-------- Records

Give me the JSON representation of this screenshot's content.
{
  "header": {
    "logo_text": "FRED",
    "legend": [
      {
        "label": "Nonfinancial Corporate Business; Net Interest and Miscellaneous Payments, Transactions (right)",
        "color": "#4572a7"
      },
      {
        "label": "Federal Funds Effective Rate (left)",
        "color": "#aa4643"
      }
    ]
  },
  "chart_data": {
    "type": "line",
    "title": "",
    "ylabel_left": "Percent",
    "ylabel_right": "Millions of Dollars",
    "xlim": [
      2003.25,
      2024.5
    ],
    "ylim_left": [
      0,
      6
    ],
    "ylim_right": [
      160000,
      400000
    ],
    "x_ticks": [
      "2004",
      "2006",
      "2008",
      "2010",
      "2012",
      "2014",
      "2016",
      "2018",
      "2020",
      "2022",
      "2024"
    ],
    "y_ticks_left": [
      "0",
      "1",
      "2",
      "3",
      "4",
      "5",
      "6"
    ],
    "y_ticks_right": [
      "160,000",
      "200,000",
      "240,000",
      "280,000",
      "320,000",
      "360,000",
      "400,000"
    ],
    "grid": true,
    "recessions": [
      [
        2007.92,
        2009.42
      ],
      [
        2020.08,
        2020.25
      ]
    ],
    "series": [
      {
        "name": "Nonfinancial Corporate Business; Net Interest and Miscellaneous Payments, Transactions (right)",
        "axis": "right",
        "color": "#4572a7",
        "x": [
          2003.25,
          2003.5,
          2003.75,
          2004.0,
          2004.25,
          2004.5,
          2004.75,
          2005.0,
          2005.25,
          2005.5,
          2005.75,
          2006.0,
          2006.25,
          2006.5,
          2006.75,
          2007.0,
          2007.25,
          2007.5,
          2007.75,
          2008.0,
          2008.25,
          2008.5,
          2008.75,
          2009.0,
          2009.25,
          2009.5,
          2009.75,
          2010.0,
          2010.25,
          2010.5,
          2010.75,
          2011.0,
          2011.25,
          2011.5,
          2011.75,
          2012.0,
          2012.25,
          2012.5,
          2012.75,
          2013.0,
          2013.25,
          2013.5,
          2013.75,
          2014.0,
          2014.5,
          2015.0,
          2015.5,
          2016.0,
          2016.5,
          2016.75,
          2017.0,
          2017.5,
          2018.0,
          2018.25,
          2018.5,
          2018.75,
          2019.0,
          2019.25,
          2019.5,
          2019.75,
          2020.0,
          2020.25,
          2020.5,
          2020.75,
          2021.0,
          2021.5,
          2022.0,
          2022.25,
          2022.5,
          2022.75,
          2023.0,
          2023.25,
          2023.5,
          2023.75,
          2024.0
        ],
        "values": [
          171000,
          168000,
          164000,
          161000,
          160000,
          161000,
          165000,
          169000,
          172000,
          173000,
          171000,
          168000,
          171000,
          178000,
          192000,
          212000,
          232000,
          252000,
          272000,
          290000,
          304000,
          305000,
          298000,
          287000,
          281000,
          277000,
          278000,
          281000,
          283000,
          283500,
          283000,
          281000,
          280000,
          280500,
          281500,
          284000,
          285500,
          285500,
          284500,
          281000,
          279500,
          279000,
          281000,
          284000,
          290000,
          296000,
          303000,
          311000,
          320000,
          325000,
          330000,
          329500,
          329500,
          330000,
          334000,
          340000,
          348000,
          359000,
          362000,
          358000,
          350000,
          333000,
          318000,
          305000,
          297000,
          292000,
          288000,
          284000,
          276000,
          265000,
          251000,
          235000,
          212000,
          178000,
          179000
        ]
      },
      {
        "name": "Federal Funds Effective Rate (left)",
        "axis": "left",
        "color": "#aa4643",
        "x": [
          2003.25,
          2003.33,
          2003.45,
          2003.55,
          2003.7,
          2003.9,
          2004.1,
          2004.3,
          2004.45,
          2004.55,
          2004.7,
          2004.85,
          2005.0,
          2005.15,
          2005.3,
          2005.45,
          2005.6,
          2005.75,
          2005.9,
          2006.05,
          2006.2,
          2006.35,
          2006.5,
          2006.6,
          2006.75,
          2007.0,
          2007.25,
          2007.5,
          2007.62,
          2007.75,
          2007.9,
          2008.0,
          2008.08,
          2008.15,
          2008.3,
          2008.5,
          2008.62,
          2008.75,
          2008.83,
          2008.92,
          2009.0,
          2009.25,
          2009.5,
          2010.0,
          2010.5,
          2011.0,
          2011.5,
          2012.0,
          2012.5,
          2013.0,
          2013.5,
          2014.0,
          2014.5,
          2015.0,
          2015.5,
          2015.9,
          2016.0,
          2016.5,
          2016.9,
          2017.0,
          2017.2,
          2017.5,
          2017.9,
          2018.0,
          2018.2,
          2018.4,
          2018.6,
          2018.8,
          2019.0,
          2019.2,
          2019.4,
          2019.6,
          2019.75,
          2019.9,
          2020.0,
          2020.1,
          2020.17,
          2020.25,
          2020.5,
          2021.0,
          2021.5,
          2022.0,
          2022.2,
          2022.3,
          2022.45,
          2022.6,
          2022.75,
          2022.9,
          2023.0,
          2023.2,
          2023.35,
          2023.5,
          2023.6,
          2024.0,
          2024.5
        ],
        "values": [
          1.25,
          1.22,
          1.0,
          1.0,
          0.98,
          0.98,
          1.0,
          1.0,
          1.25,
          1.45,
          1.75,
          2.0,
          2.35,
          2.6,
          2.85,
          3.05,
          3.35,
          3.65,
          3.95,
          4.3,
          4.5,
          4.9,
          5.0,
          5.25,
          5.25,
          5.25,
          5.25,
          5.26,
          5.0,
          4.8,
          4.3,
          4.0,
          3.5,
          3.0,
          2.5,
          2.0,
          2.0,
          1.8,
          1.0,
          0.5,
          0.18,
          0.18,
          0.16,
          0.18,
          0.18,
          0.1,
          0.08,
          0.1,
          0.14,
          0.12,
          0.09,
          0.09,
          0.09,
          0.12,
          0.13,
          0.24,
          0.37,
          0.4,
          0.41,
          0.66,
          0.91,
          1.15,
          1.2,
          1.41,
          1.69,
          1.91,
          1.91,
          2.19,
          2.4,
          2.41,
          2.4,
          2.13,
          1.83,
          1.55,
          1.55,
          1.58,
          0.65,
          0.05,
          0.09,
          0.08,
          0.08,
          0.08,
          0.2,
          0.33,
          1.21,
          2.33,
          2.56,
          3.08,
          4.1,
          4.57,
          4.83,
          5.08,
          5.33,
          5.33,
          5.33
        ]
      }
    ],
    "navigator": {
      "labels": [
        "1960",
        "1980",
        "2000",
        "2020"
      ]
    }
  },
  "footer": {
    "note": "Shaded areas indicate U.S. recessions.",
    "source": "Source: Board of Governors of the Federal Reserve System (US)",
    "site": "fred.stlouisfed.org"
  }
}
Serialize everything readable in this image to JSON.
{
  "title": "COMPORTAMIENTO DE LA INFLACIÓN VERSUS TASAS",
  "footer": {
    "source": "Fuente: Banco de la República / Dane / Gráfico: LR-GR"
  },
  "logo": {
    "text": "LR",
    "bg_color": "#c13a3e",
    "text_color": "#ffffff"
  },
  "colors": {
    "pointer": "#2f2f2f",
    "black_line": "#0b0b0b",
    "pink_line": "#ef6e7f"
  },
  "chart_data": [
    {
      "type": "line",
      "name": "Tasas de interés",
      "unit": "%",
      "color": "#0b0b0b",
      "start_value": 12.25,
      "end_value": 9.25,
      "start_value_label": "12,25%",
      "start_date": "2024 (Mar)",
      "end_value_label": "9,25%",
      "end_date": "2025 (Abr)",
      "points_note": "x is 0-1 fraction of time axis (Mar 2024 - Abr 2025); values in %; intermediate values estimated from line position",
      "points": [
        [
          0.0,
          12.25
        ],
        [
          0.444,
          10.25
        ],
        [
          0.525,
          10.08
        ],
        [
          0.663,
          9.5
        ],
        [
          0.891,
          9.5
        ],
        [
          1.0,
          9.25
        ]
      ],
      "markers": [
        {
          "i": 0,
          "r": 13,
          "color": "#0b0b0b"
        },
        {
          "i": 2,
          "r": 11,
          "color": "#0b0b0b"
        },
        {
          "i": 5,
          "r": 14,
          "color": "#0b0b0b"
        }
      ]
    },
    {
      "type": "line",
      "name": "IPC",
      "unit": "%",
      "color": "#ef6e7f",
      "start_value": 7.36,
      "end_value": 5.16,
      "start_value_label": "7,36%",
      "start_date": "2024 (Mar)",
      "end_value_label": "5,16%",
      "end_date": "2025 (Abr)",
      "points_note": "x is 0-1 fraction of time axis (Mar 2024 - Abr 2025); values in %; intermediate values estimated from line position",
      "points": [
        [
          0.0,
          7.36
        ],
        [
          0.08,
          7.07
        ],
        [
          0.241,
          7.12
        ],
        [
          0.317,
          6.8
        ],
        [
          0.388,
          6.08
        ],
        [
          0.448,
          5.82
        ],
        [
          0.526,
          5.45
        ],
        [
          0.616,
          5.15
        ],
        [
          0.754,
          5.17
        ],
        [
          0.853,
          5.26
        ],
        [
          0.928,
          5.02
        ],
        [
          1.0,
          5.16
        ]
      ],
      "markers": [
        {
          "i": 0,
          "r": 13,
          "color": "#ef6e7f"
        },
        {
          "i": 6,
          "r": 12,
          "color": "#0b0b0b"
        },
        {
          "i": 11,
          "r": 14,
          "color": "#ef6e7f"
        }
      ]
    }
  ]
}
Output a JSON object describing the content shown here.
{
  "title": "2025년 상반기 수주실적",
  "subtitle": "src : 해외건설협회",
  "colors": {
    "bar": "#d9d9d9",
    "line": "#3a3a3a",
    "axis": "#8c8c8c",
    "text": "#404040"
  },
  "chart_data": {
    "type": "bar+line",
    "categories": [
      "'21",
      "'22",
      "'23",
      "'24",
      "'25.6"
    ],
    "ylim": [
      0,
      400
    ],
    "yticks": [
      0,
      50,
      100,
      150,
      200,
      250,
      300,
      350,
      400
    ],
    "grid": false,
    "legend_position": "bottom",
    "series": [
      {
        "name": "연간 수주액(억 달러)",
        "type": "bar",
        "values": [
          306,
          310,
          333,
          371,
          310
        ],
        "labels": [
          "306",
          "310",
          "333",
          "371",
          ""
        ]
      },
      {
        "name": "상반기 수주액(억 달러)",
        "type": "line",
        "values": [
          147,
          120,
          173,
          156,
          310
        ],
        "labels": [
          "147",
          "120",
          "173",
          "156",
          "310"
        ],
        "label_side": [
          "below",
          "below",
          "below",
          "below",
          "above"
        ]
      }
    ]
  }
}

----------------

What is needed: Working from the entries above, return all lines that contain "Funds".

Answer:
        "label": "Federal Funds Effective Rate (left)",
        "name": "Federal Funds Effective Rate (left)",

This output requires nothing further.